━━ Task material ━━

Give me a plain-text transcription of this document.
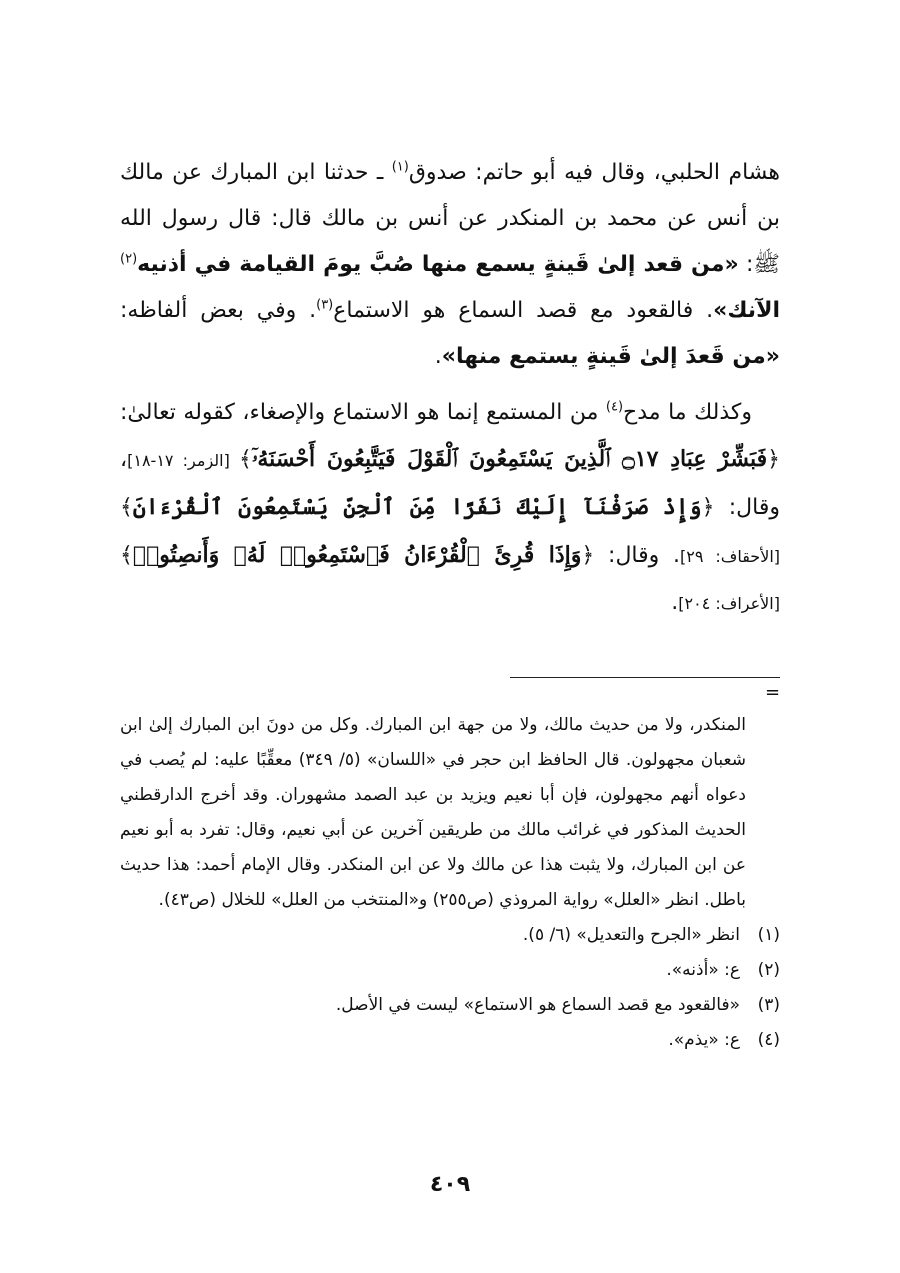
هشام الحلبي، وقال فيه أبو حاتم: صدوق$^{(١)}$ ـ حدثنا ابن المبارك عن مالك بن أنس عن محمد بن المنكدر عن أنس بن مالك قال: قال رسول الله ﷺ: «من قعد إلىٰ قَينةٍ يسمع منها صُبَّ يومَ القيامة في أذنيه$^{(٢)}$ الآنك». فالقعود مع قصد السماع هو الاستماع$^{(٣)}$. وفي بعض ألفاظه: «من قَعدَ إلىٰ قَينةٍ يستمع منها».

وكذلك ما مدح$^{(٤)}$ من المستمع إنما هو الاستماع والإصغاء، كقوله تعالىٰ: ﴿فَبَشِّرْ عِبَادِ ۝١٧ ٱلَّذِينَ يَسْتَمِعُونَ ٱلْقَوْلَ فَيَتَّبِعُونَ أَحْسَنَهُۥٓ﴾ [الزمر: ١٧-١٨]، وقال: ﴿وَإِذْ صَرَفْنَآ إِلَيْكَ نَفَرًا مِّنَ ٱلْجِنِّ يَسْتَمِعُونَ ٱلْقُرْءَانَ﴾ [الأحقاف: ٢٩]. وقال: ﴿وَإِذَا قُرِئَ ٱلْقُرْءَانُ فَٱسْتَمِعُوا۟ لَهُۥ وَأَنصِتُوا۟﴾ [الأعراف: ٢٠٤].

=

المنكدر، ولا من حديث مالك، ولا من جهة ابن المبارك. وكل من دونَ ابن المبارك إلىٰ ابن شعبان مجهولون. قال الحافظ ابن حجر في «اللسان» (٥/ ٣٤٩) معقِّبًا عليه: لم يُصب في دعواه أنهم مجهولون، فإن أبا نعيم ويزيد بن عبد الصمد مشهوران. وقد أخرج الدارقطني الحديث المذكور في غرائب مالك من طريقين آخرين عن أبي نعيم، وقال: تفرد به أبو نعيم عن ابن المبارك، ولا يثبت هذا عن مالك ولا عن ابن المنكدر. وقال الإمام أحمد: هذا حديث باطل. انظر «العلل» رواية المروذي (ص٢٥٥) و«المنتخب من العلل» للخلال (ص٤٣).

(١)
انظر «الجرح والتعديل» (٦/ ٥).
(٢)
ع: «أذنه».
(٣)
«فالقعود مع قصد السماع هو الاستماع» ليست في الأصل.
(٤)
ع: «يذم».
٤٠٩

━━━
━━ Task material ━━

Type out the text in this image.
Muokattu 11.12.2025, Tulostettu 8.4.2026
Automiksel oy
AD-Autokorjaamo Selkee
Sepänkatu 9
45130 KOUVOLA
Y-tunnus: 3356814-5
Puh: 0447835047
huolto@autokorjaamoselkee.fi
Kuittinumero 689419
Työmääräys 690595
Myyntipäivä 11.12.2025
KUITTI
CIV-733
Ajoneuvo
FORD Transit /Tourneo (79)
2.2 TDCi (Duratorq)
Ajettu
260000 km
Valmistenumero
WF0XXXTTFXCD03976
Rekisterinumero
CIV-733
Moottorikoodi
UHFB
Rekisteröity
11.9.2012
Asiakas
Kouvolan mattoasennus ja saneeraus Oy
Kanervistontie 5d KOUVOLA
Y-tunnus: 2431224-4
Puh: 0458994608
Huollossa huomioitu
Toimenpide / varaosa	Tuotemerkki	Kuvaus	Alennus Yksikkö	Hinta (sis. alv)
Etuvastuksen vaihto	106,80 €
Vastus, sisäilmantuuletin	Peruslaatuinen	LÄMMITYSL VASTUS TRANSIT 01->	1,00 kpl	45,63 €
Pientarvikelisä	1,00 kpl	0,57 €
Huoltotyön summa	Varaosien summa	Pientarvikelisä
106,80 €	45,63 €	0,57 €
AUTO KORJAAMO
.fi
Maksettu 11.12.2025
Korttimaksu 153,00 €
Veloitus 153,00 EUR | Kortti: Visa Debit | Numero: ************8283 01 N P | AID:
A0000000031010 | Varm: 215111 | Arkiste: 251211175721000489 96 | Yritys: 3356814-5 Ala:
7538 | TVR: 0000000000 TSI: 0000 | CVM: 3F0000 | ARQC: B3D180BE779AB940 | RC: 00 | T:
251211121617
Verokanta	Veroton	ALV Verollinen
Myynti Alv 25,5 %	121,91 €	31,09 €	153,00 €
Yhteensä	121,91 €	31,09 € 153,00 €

━━━

**Short problem:** Report the number of lines in the listing above that include the word "Pientarvikelisä", and nothing else.

**Answer for this exercise:** 2